§ Instruction: Repeat the whole listing below, word for word.

— Begin Supplied entries —

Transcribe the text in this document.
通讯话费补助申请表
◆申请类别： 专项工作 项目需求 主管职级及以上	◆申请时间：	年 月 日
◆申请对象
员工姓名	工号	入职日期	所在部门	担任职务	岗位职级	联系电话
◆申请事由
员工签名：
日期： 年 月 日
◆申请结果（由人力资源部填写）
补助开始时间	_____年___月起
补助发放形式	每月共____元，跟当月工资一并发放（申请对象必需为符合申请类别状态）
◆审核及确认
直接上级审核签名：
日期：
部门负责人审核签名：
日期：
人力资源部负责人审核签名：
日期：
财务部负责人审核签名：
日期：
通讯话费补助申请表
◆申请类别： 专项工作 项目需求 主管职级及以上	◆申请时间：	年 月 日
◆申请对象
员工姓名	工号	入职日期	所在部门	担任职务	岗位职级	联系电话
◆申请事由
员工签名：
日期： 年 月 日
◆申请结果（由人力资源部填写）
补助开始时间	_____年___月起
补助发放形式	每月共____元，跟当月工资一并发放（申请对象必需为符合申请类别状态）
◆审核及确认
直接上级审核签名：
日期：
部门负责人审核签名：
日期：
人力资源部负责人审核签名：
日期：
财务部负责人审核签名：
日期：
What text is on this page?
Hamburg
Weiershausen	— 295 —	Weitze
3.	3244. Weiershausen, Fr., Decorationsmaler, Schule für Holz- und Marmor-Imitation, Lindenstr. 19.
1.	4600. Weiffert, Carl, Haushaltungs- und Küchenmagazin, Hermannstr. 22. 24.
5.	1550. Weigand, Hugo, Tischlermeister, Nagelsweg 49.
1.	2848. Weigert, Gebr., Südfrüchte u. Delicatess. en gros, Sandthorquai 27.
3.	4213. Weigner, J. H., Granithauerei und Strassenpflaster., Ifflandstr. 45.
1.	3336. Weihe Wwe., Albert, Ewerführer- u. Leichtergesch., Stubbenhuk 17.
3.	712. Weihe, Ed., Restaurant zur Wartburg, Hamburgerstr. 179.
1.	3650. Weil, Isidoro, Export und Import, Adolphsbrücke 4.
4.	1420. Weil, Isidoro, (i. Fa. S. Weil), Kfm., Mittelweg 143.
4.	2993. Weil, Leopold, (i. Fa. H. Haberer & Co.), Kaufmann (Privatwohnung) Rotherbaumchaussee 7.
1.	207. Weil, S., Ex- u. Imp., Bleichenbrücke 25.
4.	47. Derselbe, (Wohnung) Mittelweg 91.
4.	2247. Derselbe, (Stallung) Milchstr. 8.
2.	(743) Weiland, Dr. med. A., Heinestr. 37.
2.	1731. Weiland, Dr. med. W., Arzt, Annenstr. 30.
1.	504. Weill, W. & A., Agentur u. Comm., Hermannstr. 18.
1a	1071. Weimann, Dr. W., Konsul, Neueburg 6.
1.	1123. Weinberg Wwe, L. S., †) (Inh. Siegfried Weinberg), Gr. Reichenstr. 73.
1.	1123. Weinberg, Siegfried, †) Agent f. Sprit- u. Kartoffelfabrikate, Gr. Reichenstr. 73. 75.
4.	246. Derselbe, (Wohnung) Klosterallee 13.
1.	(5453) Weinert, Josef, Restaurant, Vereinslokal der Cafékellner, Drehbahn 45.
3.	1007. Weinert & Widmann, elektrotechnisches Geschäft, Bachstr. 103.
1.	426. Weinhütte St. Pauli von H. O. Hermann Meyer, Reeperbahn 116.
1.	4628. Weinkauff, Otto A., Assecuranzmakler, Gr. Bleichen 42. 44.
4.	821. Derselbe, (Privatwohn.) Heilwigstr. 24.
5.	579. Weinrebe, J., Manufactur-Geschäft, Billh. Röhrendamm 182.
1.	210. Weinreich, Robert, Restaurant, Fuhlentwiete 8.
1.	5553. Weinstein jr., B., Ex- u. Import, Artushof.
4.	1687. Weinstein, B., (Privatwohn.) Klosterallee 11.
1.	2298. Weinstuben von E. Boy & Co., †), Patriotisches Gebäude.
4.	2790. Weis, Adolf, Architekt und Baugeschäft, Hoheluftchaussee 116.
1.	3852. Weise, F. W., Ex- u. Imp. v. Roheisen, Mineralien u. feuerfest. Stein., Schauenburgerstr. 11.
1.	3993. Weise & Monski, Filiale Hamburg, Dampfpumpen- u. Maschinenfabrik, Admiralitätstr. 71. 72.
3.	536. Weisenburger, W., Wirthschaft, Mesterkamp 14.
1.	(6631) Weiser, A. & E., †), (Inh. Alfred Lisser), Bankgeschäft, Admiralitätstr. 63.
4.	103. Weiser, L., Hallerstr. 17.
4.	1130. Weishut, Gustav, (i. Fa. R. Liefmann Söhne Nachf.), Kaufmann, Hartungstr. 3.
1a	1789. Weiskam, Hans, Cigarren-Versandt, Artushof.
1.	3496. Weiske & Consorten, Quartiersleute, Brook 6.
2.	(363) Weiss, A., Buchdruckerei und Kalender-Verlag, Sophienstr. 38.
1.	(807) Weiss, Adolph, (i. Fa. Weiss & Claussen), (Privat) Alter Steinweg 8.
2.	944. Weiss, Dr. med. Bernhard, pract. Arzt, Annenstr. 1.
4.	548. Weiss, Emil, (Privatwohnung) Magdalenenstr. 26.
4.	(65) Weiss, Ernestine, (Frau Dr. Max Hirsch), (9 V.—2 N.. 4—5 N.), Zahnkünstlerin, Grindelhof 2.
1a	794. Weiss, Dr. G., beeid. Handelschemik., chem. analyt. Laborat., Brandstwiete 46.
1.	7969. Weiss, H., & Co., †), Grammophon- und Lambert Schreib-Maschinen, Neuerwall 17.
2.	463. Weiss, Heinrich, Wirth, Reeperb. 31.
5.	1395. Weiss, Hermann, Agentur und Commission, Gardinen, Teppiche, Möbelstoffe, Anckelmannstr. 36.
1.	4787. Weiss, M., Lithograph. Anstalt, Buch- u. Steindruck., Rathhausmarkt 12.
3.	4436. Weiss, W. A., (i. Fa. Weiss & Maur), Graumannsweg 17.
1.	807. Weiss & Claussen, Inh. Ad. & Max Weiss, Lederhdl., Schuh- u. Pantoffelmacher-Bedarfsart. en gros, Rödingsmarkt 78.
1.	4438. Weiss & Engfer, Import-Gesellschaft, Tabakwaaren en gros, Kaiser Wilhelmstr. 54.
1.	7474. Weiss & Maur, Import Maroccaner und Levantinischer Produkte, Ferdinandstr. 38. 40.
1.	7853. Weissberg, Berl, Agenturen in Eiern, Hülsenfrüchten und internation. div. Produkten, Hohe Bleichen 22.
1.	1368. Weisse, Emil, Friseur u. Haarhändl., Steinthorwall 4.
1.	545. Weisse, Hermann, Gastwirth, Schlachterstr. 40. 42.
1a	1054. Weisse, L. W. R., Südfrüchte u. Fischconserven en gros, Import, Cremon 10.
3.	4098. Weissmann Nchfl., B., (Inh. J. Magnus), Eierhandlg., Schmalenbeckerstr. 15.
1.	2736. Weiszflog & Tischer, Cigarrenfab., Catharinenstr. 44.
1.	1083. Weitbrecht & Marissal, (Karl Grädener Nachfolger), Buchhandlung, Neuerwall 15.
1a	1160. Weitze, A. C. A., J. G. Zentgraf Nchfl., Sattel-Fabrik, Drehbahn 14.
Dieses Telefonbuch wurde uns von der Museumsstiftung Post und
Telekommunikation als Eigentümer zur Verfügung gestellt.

— End Supplied entries —

§ Answer for the task:
Transcribe the text in this document.
通讯话费补助申请表
◆申请类别： 专项工作 项目需求 主管职级及以上	◆申请时间：	年 月 日
◆申请对象
员工姓名	工号	入职日期	所在部门	担任职务	岗位职级	联系电话
◆申请事由
员工签名：
日期： 年 月 日
◆申请结果（由人力资源部填写）
补助开始时间	_____年___月起
补助发放形式	每月共____元，跟当月工资一并发放（申请对象必需为符合申请类别状态）
◆审核及确认
直接上级审核签名：
日期：
部门负责人审核签名：
日期：
人力资源部负责人审核签名：
日期：
财务部负责人审核签名：
日期：
通讯话费补助申请表
◆申请类别： 专项工作 项目需求 主管职级及以上	◆申请时间：	年 月 日
◆申请对象
员工姓名	工号	入职日期	所在部门	担任职务	岗位职级	联系电话
◆申请事由
员工签名：
日期： 年 月 日
◆申请结果（由人力资源部填写）
补助开始时间	_____年___月起
补助发放形式	每月共____元，跟当月工资一并发放（申请对象必需为符合申请类别状态）
◆审核及确认
直接上级审核签名：
日期：
部门负责人审核签名：
日期：
人力资源部负责人审核签名：
日期：
财务部负责人审核签名：
日期：
What text is on this page?
Hamburg
Weiershausen	— 295 —	Weitze
3.	3244. Weiershausen, Fr., Decorationsmaler, Schule für Holz- und Marmor-Imitation, Lindenstr. 19.
1.	4600. Weiffert, Carl, Haushaltungs- und Küchenmagazin, Hermannstr. 22. 24.
5.	1550. Weigand, Hugo, Tischlermeister, Nagelsweg 49.
1.	2848. Weigert, Gebr., Südfrüchte u. Delicatess. en gros, Sandthorquai 27.
3.	4213. Weigner, J. H., Granithauerei und Strassenpflaster., Ifflandstr. 45.
1.	3336. Weihe Wwe., Albert, Ewerführer- u. Leichtergesch., Stubbenhuk 17.
3.	712. Weihe, Ed., Restaurant zur Wartburg, Hamburgerstr. 179.
1.	3650. Weil, Isidoro, Export und Import, Adolphsbrücke 4.
4.	1420. Weil, Isidoro, (i. Fa. S. Weil), Kfm., Mittelweg 143.
4.	2993. Weil, Leopold, (i. Fa. H. Haberer & Co.), Kaufmann (Privatwohnung) Rotherbaumchaussee 7.
1.	207. Weil, S., Ex- u. Imp., Bleichenbrücke 25.
4.	47. Derselbe, (Wohnung) Mittelweg 91.
4.	2247. Derselbe, (Stallung) Milchstr. 8.
2.	(743) Weiland, Dr. med. A., Heinestr. 37.
2.	1731. Weiland, Dr. med. W., Arzt, Annenstr. 30.
1.	504. Weill, W. & A., Agentur u. Comm., Hermannstr. 18.
1a	1071. Weimann, Dr. W., Konsul, Neueburg 6.
1.	1123. Weinberg Wwe, L. S., †) (Inh. Siegfried Weinberg), Gr. Reichenstr. 73.
1.	1123. Weinberg, Siegfried, †) Agent f. Sprit- u. Kartoffelfabrikate, Gr. Reichenstr. 73. 75.
4.	246. Derselbe, (Wohnung) Klosterallee 13.
1.	(5453) Weinert, Josef, Restaurant, Vereinslokal der Cafékellner, Drehbahn 45.
3.	1007. Weinert & Widmann, elektrotechnisches Geschäft, Bachstr. 103.
1.	426. Weinhütte St. Pauli von H. O. Hermann Meyer, Reeperbahn 116.
1.	4628. Weinkauff, Otto A., Assecuranzmakler, Gr. Bleichen 42. 44.
4.	821. Derselbe, (Privatwohn.) Heilwigstr. 24.
5.	579. Weinrebe, J., Manufactur-Geschäft, Billh. Röhrendamm 182.
1.	210. Weinreich, Robert, Restaurant, Fuhlentwiete 8.
1.	5553. Weinstein jr., B., Ex- u. Import, Artushof.
4.	1687. Weinstein, B., (Privatwohn.) Klosterallee 11.
1.	2298. Weinstuben von E. Boy & Co., †), Patriotisches Gebäude.
4.	2790. Weis, Adolf, Architekt und Baugeschäft, Hoheluftchaussee 116.
1.	3852. Weise, F. W., Ex- u. Imp. v. Roheisen, Mineralien u. feuerfest. Stein., Schauenburgerstr. 11.
1.	3993. Weise & Monski, Filiale Hamburg, Dampfpumpen- u. Maschinenfabrik, Admiralitätstr. 71. 72.
3.	536. Weisenburger, W., Wirthschaft, Mesterkamp 14.
1.	(6631) Weiser, A. & E., †), (Inh. Alfred Lisser), Bankgeschäft, Admiralitätstr. 63.
4.	103. Weiser, L., Hallerstr. 17.
4.	1130. Weishut, Gustav, (i. Fa. R. Liefmann Söhne Nachf.), Kaufmann, Hartungstr. 3.
1a	1789. Weiskam, Hans, Cigarren-Versandt, Artushof.
1.	3496. Weiske & Consorten, Quartiersleute, Brook 6.
2.	(363) Weiss, A., Buchdruckerei und Kalender-Verlag, Sophienstr. 38.
1.	(807) Weiss, Adolph, (i. Fa. Weiss & Claussen), (Privat) Alter Steinweg 8.
2.	944. Weiss, Dr. med. Bernhard, pract. Arzt, Annenstr. 1.
4.	548. Weiss, Emil, (Privatwohnung) Magdalenenstr. 26.
4.	(65) Weiss, Ernestine, (Frau Dr. Max Hirsch), (9 V.—2 N.. 4—5 N.), Zahnkünstlerin, Grindelhof 2.
1a	794. Weiss, Dr. G., beeid. Handelschemik., chem. analyt. Laborat., Brandstwiete 46.
1.	7969. Weiss, H., & Co., †), Grammophon- und Lambert Schreib-Maschinen, Neuerwall 17.
2.	463. Weiss, Heinrich, Wirth, Reeperb. 31.
5.	1395. Weiss, Hermann, Agentur und Commission, Gardinen, Teppiche, Möbelstoffe, Anckelmannstr. 36.
1.	4787. Weiss, M., Lithograph. Anstalt, Buch- u. Steindruck., Rathhausmarkt 12.
3.	4436. Weiss, W. A., (i. Fa. Weiss & Maur), Graumannsweg 17.
1.	807. Weiss & Claussen, Inh. Ad. & Max Weiss, Lederhdl., Schuh- u. Pantoffelmacher-Bedarfsart. en gros, Rödingsmarkt 78.
1.	4438. Weiss & Engfer, Import-Gesellschaft, Tabakwaaren en gros, Kaiser Wilhelmstr. 54.
1.	7474. Weiss & Maur, Import Maroccaner und Levantinischer Produkte, Ferdinandstr. 38. 40.
1.	7853. Weissberg, Berl, Agenturen in Eiern, Hülsenfrüchten und internation. div. Produkten, Hohe Bleichen 22.
1.	1368. Weisse, Emil, Friseur u. Haarhändl., Steinthorwall 4.
1.	545. Weisse, Hermann, Gastwirth, Schlachterstr. 40. 42.
1a	1054. Weisse, L. W. R., Südfrüchte u. Fischconserven en gros, Import, Cremon 10.
3.	4098. Weissmann Nchfl., B., (Inh. J. Magnus), Eierhandlg., Schmalenbeckerstr. 15.
1.	2736. Weiszflog & Tischer, Cigarrenfab., Catharinenstr. 44.
1.	1083. Weitbrecht & Marissal, (Karl Grädener Nachfolger), Buchhandlung, Neuerwall 15.
1a	1160. Weitze, A. C. A., J. G. Zentgraf Nchfl., Sattel-Fabrik, Drehbahn 14.
Dieses Telefonbuch wurde uns von der Museumsstiftung Post und
Telekommunikation als Eigentümer zur Verfügung gestellt.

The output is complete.